** BEGIN Passage shown **

In this work, we introduce an ultrathin poly(vinylidene fluoride) (PVDF) interlayer at the buried PEDOT:PSS/perovskite interface to modulate the crystallization of BA₂MA₃Pb₄I₁₃ films. The molecular formula of PVDF is –(C₂H₂F₂)_n–, and the chemical structures of PEDOT:PSS and PVDF are illustrated in SI Fig. S1a and b. X-ray photoelectron spectroscopy (XPS) confirms the successful deposition of PVDF on PEDOT:PSS. Optical characterization via ultraviolet-visible (UV-vis) and photoluminescence (PL) spectroscopy reveals that the PVDF interlayer effectively suppresses the formation of small-n phases (n < 4), which are known to hinder charge transport. Furthermore, grazing-incidence wide-angle X-ray scattering (GIWAXS) and cross-sectional scanning electron microscopy (SEM) demonstrates that PVDF promotes enhanced crystallinity and preferential out-of-plane orientation in the 2D perovskite film. Top-view SEM further corroborates these findings, showing that PVDF modification leads to larger perovskite grain sizes and improved film morphology. As a result of these structural and optoelectronic improvements, PVDF-modified 2D RP PSCs employing BA₂MA₃Pb₄I₁₃ as the active layer achieve a champion power conversion efficiency (PCE) of 11.03%, representing a 17.47% enhancement compared to control devices without the PVDF interlayer.

** END Passage shown **
** BEGIN Data for processing **

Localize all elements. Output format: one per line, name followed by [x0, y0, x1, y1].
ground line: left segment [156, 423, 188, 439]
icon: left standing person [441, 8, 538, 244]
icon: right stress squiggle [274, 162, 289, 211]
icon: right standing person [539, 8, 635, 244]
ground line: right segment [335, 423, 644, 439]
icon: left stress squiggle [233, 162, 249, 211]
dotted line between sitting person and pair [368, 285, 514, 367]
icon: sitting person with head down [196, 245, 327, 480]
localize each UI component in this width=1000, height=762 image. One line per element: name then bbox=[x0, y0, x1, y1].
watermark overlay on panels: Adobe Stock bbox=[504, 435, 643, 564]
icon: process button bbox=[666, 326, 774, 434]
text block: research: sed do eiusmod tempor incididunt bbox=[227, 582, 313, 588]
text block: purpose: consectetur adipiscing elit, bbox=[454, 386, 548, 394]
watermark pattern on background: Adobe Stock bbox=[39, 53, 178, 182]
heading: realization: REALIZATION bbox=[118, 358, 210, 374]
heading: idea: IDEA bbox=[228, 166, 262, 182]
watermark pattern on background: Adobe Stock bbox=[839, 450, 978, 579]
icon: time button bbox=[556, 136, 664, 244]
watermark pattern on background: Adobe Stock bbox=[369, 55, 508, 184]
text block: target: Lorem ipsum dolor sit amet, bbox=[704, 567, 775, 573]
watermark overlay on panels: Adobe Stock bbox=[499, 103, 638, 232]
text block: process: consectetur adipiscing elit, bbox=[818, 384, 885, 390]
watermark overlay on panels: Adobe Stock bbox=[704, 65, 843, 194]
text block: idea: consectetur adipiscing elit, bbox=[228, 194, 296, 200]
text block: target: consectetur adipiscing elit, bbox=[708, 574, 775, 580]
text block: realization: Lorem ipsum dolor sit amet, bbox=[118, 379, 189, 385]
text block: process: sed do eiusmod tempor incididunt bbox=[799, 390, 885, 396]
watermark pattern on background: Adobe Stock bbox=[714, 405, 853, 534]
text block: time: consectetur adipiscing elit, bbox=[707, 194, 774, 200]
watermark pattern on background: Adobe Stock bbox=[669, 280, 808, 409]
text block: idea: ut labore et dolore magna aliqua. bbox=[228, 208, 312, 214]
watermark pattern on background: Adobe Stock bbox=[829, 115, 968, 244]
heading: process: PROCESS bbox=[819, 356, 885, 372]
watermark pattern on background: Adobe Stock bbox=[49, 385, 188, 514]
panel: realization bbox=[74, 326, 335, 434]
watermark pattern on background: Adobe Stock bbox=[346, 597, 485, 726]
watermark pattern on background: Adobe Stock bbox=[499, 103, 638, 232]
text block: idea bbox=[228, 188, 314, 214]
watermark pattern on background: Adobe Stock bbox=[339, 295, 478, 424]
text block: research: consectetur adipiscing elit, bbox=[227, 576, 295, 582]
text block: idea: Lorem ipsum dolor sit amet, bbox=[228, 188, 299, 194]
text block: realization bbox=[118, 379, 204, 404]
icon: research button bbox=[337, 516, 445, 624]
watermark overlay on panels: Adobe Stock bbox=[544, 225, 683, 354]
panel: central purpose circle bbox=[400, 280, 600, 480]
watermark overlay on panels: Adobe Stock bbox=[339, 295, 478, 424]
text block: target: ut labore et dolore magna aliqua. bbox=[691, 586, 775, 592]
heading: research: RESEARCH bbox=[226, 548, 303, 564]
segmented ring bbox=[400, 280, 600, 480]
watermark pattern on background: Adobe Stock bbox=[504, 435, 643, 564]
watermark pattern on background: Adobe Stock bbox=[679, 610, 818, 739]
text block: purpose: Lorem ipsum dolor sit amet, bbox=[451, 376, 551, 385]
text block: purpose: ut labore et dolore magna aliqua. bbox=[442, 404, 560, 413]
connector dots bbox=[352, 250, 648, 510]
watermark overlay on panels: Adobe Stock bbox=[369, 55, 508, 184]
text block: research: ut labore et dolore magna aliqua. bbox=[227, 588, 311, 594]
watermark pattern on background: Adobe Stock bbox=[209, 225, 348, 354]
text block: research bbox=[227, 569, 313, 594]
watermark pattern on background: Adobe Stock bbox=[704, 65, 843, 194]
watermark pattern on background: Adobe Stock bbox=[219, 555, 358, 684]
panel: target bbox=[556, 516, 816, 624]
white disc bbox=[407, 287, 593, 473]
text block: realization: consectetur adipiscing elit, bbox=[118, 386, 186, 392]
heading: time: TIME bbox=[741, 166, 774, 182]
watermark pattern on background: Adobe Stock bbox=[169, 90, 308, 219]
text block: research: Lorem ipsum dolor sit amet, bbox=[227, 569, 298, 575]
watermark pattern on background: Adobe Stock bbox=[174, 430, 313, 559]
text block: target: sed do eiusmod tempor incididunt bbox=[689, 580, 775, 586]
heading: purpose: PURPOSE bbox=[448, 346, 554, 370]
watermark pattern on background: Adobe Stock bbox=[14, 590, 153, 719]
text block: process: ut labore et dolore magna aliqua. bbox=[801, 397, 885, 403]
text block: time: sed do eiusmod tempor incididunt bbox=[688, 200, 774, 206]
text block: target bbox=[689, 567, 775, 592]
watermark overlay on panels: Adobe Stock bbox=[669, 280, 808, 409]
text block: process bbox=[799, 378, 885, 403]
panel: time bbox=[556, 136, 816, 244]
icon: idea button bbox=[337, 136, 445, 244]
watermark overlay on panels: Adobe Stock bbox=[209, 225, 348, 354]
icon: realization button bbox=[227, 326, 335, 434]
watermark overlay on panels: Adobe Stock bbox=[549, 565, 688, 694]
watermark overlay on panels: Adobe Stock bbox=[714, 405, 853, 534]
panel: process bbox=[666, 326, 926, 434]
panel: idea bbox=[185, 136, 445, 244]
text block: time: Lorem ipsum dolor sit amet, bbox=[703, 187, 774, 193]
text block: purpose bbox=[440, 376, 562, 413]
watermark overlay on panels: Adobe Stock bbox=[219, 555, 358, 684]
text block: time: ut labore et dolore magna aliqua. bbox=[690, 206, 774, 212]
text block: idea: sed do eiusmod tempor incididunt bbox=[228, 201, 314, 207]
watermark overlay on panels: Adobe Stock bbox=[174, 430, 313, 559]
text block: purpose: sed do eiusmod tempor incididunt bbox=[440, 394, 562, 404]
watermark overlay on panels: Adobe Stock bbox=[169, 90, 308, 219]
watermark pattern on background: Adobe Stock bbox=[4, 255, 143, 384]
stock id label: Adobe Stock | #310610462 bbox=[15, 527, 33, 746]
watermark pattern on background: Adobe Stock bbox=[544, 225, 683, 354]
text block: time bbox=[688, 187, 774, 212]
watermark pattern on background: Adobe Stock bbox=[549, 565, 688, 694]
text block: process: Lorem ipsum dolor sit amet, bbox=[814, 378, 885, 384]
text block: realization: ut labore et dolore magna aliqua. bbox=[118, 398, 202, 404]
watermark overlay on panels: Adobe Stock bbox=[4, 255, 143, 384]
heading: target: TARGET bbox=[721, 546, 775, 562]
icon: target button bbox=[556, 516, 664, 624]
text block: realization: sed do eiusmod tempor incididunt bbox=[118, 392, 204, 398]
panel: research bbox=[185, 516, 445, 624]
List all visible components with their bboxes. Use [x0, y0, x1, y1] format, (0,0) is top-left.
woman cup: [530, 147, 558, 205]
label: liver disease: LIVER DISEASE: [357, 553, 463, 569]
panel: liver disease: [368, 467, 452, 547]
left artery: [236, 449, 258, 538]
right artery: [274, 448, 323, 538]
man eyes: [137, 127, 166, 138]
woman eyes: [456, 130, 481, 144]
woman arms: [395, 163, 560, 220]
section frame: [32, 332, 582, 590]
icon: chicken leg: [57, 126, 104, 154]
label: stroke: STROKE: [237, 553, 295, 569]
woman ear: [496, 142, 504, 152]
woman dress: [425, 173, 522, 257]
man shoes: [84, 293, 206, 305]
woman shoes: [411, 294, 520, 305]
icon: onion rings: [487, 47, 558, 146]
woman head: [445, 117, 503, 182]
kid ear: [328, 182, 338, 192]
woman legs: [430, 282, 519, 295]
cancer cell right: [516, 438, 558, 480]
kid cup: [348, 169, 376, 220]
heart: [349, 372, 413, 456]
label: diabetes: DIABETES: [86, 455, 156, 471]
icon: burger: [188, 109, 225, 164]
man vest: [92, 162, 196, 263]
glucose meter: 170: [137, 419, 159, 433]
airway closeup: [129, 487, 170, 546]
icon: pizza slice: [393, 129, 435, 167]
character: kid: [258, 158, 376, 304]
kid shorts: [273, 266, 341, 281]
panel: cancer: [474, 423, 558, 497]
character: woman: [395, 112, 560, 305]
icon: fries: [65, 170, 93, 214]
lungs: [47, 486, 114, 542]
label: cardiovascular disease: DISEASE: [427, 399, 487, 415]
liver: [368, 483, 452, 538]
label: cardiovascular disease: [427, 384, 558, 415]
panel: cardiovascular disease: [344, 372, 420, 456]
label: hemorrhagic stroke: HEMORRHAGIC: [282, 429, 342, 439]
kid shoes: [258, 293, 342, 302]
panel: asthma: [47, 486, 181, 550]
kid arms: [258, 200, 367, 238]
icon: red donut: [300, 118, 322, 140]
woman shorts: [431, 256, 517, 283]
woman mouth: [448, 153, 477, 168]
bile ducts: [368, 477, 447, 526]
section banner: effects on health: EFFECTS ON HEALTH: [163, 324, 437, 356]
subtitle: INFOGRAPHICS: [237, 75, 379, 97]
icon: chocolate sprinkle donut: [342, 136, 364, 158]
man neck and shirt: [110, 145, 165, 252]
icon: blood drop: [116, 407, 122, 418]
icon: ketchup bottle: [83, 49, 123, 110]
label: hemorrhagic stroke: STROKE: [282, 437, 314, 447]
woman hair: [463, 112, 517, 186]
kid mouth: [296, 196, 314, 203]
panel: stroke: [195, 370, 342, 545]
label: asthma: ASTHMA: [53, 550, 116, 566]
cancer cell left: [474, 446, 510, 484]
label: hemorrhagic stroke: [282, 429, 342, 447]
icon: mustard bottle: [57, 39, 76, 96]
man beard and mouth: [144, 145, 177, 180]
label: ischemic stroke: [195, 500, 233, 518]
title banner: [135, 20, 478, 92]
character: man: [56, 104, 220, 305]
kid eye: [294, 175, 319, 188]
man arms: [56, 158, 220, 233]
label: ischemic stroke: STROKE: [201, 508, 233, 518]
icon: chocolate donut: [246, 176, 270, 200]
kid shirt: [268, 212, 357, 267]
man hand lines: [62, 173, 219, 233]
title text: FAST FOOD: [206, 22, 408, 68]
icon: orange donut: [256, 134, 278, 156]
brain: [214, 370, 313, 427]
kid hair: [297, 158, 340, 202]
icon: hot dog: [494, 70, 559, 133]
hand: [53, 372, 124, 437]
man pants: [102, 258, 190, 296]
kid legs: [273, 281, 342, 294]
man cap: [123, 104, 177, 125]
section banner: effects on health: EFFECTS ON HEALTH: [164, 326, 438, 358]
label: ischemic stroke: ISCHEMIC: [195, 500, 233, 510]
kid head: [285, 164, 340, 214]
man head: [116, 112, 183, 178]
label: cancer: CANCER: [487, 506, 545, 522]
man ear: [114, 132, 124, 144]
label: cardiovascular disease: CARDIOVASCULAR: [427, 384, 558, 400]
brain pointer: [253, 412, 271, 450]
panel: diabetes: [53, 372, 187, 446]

** END Data for processing **

[Required tasks]
1) In the passage on the PVDF interlayer, what champion power conversion efficiency do the PVDF-modified devices achieve?
2) Please reproduce the listings character for character, starting with their first line and going on through the line that contains "385, 188, 514]", with both of those lines included.
The passage and the listings are unrelated to each other.

[The responses]
1) 11.03%

2)
Localize all elements. Output format: one per line, name followed by [x0, y0, x1, y1].
ground line: left segment [156, 423, 188, 439]
icon: left standing person [441, 8, 538, 244]
icon: right stress squiggle [274, 162, 289, 211]
icon: right standing person [539, 8, 635, 244]
ground line: right segment [335, 423, 644, 439]
icon: left stress squiggle [233, 162, 249, 211]
dotted line between sitting person and pair [368, 285, 514, 367]
icon: sitting person with head down [196, 245, 327, 480]
localize each UI component in this width=1000, height=762 image. One line per element: name then bbox=[x0, y0, x1, y1].
watermark overlay on panels: Adobe Stock bbox=[504, 435, 643, 564]
icon: process button bbox=[666, 326, 774, 434]
text block: research: sed do eiusmod tempor incididunt bbox=[227, 582, 313, 588]
text block: purpose: consectetur adipiscing elit, bbox=[454, 386, 548, 394]
watermark pattern on background: Adobe Stock bbox=[39, 53, 178, 182]
heading: realization: REALIZATION bbox=[118, 358, 210, 374]
heading: idea: IDEA bbox=[228, 166, 262, 182]
watermark pattern on background: Adobe Stock bbox=[839, 450, 978, 579]
icon: time button bbox=[556, 136, 664, 244]
watermark pattern on background: Adobe Stock bbox=[369, 55, 508, 184]
text block: target: Lorem ipsum dolor sit amet, bbox=[704, 567, 775, 573]
watermark overlay on panels: Adobe Stock bbox=[499, 103, 638, 232]
text block: process: consectetur adipiscing elit, bbox=[818, 384, 885, 390]
watermark overlay on panels: Adobe Stock bbox=[704, 65, 843, 194]
text block: idea: consectetur adipiscing elit, bbox=[228, 194, 296, 200]
text block: target: consectetur adipiscing elit, bbox=[708, 574, 775, 580]
text block: realization: Lorem ipsum dolor sit amet, bbox=[118, 379, 189, 385]
text block: process: sed do eiusmod tempor incididunt bbox=[799, 390, 885, 396]
watermark pattern on background: Adobe Stock bbox=[714, 405, 853, 534]
text block: time: consectetur adipiscing elit, bbox=[707, 194, 774, 200]
watermark pattern on background: Adobe Stock bbox=[669, 280, 808, 409]
text block: idea: ut labore et dolore magna aliqua. bbox=[228, 208, 312, 214]
watermark pattern on background: Adobe Stock bbox=[829, 115, 968, 244]
heading: process: PROCESS bbox=[819, 356, 885, 372]
watermark pattern on background: Adobe Stock bbox=[49, 385, 188, 514]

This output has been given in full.